= WHAT YOU HAVE TO DO =
Exactly as written, retype the listing below, omitting the pictures.

# start of INPUT DATA

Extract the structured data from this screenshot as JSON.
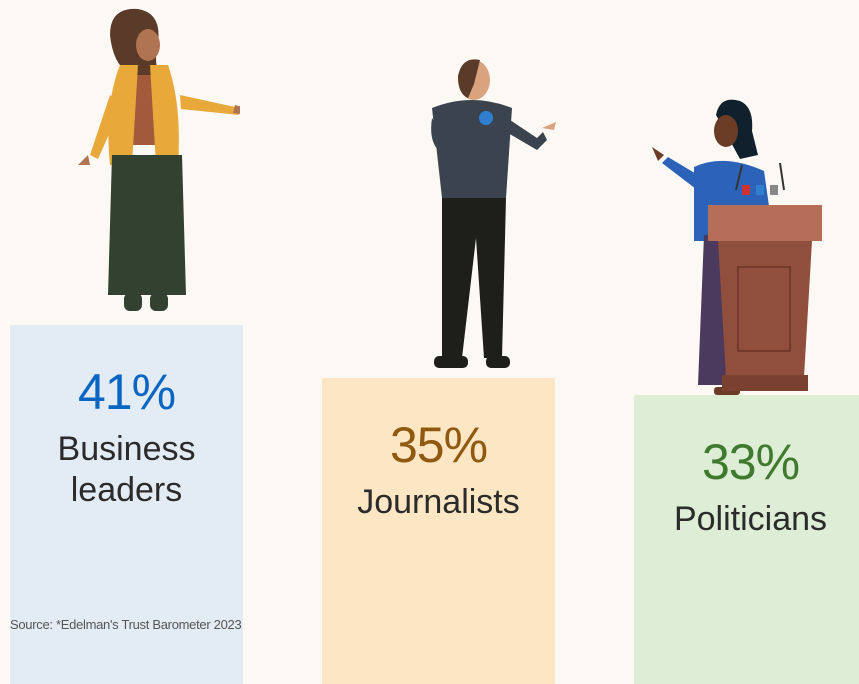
{
  "chart_data": {
    "type": "bar",
    "categories": [
      "Business leaders",
      "Journalists",
      "Politicians"
    ],
    "values": [
      41,
      35,
      33
    ],
    "value_labels": [
      "41%",
      "35%",
      "33%"
    ],
    "colors": [
      "#e3ebf5",
      "#fde6c4",
      "#deedd6"
    ],
    "label_colors": [
      "#0a66c2",
      "#8f5a10",
      "#3f7a2e"
    ],
    "source": "Source: *Edelman's Trust Barometer 2023"
  }
}
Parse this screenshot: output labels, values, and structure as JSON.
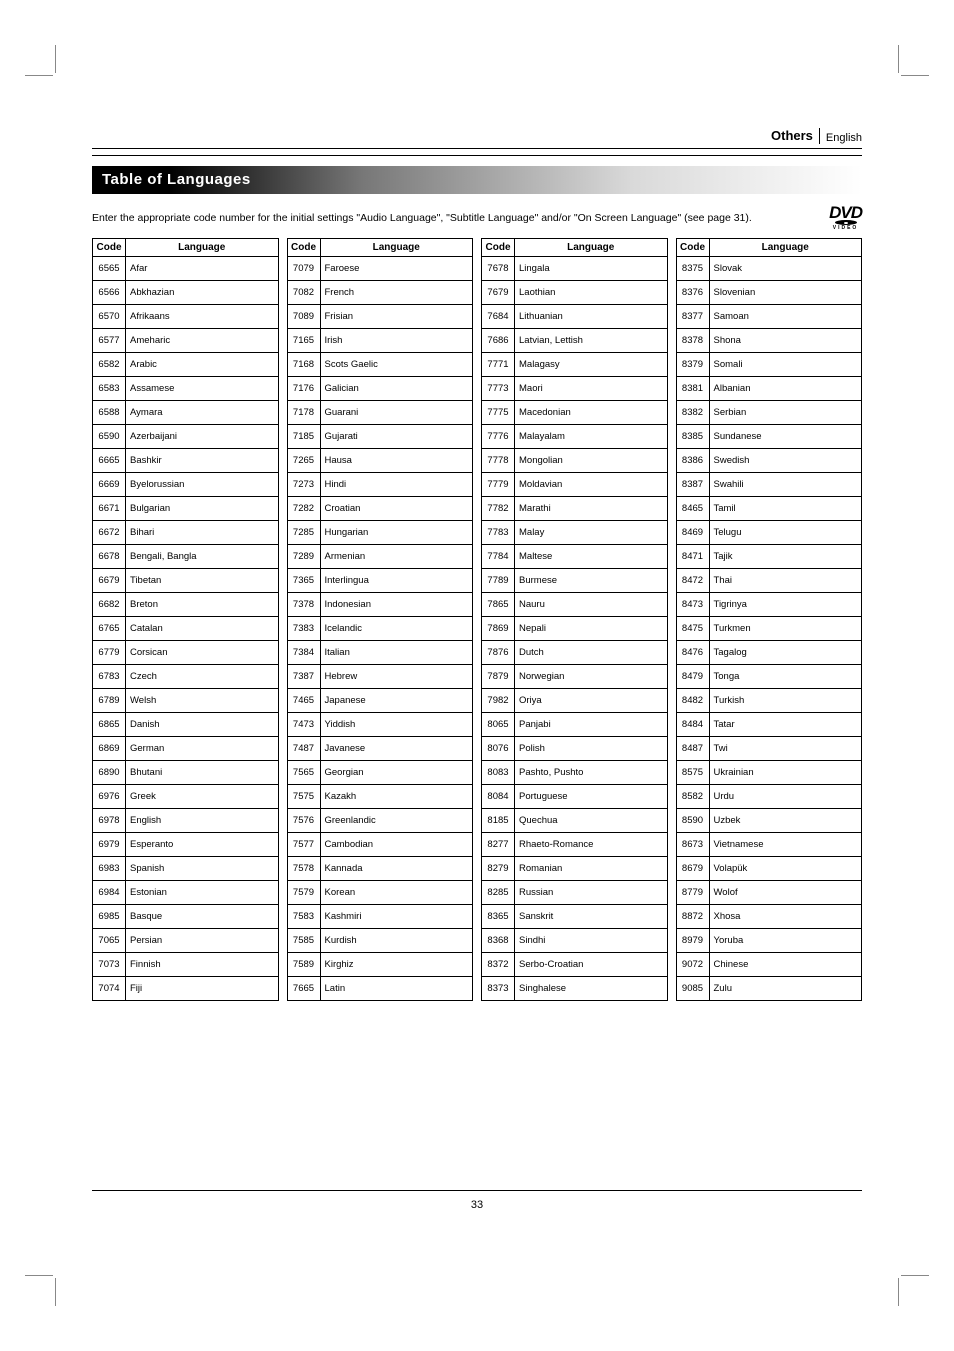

# end of INPUT DATA

= REPLY =
Extract the structured data from this screenshot as JSON.
{
  "chart_data": {
    "type": "bar",
    "categories": [
      "Business leaders",
      "Journalists",
      "Politicians"
    ],
    "values": [
      41,
      35,
      33
    ],
    "value_labels": [
      "41%",
      "35%",
      "33%"
    ],
    "colors": [
      "#e3ebf5",
      "#fde6c4",
      "#deedd6"
    ],
    "label_colors": [
      "#0a66c2",
      "#8f5a10",
      "#3f7a2e"
    ],
    "source": "Source: *Edelman's Trust Barometer 2023"
  }
}
Parse this screenshot: output labels, values, and structure as JSON.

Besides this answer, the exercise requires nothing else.